• [What is required]
Can you quote the data verbatim, from its first line up to and including the line that contains "answer-index: 10. [27, 816, 63, 848]"?

• [Records provided]
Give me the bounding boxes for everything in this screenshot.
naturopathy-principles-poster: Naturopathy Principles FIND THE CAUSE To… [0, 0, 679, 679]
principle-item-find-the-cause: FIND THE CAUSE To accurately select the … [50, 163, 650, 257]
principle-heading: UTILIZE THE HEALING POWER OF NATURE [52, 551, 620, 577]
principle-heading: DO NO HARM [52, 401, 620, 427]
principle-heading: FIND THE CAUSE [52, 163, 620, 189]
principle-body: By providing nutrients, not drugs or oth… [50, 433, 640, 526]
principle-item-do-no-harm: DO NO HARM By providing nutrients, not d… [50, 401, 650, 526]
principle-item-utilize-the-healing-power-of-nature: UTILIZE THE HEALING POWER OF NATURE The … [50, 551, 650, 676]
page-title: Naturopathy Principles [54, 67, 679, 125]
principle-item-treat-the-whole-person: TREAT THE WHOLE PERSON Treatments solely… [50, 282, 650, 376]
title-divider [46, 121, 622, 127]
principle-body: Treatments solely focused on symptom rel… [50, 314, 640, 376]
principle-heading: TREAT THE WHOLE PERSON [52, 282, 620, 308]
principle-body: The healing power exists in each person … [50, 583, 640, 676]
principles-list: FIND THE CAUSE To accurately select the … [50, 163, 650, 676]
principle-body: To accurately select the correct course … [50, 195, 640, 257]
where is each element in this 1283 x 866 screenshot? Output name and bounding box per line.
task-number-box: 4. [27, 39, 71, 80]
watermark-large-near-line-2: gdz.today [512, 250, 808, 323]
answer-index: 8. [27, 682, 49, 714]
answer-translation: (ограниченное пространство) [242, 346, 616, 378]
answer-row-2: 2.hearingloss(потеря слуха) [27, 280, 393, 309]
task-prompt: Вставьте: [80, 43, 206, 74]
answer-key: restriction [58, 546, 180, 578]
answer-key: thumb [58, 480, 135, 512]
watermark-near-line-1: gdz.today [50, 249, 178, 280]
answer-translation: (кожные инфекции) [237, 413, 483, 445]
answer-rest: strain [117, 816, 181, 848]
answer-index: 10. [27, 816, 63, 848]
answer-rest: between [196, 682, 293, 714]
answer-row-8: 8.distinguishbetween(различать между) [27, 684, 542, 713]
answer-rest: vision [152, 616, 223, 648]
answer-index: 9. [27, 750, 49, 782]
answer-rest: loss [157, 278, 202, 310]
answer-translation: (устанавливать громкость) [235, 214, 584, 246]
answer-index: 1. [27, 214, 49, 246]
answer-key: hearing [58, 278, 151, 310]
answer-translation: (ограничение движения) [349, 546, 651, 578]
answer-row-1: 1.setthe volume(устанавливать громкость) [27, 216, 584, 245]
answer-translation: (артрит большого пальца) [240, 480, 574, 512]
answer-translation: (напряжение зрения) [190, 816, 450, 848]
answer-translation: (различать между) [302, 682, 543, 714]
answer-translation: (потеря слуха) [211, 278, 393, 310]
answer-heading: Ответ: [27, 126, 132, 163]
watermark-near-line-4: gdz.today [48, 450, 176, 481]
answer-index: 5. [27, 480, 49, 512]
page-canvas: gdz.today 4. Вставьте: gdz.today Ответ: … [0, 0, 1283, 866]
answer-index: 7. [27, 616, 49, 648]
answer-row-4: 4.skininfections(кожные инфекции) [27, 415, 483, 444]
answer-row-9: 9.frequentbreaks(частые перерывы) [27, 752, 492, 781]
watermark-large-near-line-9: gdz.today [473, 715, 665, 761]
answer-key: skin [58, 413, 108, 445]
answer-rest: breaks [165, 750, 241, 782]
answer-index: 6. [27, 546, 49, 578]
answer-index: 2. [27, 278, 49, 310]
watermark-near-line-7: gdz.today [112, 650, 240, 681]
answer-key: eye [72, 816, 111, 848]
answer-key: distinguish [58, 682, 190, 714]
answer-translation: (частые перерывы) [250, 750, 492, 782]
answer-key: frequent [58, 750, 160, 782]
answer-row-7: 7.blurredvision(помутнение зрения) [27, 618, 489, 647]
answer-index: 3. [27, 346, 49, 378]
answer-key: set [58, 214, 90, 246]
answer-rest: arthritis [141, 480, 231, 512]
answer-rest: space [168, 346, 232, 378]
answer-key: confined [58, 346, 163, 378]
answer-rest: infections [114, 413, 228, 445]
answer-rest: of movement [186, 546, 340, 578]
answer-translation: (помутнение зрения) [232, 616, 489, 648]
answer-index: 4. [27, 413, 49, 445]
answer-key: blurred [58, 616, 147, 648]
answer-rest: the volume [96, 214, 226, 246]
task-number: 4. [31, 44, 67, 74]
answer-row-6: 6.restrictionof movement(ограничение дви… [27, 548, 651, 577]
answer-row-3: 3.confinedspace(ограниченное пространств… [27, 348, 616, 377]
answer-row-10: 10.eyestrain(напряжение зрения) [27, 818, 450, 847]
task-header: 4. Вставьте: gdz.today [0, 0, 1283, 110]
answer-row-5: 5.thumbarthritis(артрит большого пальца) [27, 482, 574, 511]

• [Response]
Give me the bounding boxes for everything in this screenshot.
naturopathy-principles-poster: Naturopathy Principles FIND THE CAUSE To… [0, 0, 679, 679]
principle-item-find-the-cause: FIND THE CAUSE To accurately select the … [50, 163, 650, 257]
principle-heading: UTILIZE THE HEALING POWER OF NATURE [52, 551, 620, 577]
principle-heading: DO NO HARM [52, 401, 620, 427]
principle-heading: FIND THE CAUSE [52, 163, 620, 189]
principle-body: By providing nutrients, not drugs or oth… [50, 433, 640, 526]
principle-item-do-no-harm: DO NO HARM By providing nutrients, not d… [50, 401, 650, 526]
principle-item-utilize-the-healing-power-of-nature: UTILIZE THE HEALING POWER OF NATURE The … [50, 551, 650, 676]
page-title: Naturopathy Principles [54, 67, 679, 125]
principle-item-treat-the-whole-person: TREAT THE WHOLE PERSON Treatments solely… [50, 282, 650, 376]
title-divider [46, 121, 622, 127]
principle-body: Treatments solely focused on symptom rel… [50, 314, 640, 376]
principle-heading: TREAT THE WHOLE PERSON [52, 282, 620, 308]
principle-body: The healing power exists in each person … [50, 583, 640, 676]
principles-list: FIND THE CAUSE To accurately select the … [50, 163, 650, 676]
principle-body: To accurately select the correct course … [50, 195, 640, 257]
where is each element in this 1283 x 866 screenshot? Output name and bounding box per line.
task-number-box: 4. [27, 39, 71, 80]
watermark-large-near-line-2: gdz.today [512, 250, 808, 323]
answer-index: 8. [27, 682, 49, 714]
answer-translation: (ограниченное пространство) [242, 346, 616, 378]
answer-row-2: 2.hearingloss(потеря слуха) [27, 280, 393, 309]
task-prompt: Вставьте: [80, 43, 206, 74]
answer-key: restriction [58, 546, 180, 578]
answer-key: thumb [58, 480, 135, 512]
watermark-near-line-1: gdz.today [50, 249, 178, 280]
answer-translation: (кожные инфекции) [237, 413, 483, 445]
answer-rest: strain [117, 816, 181, 848]
answer-index: 10. [27, 816, 63, 848]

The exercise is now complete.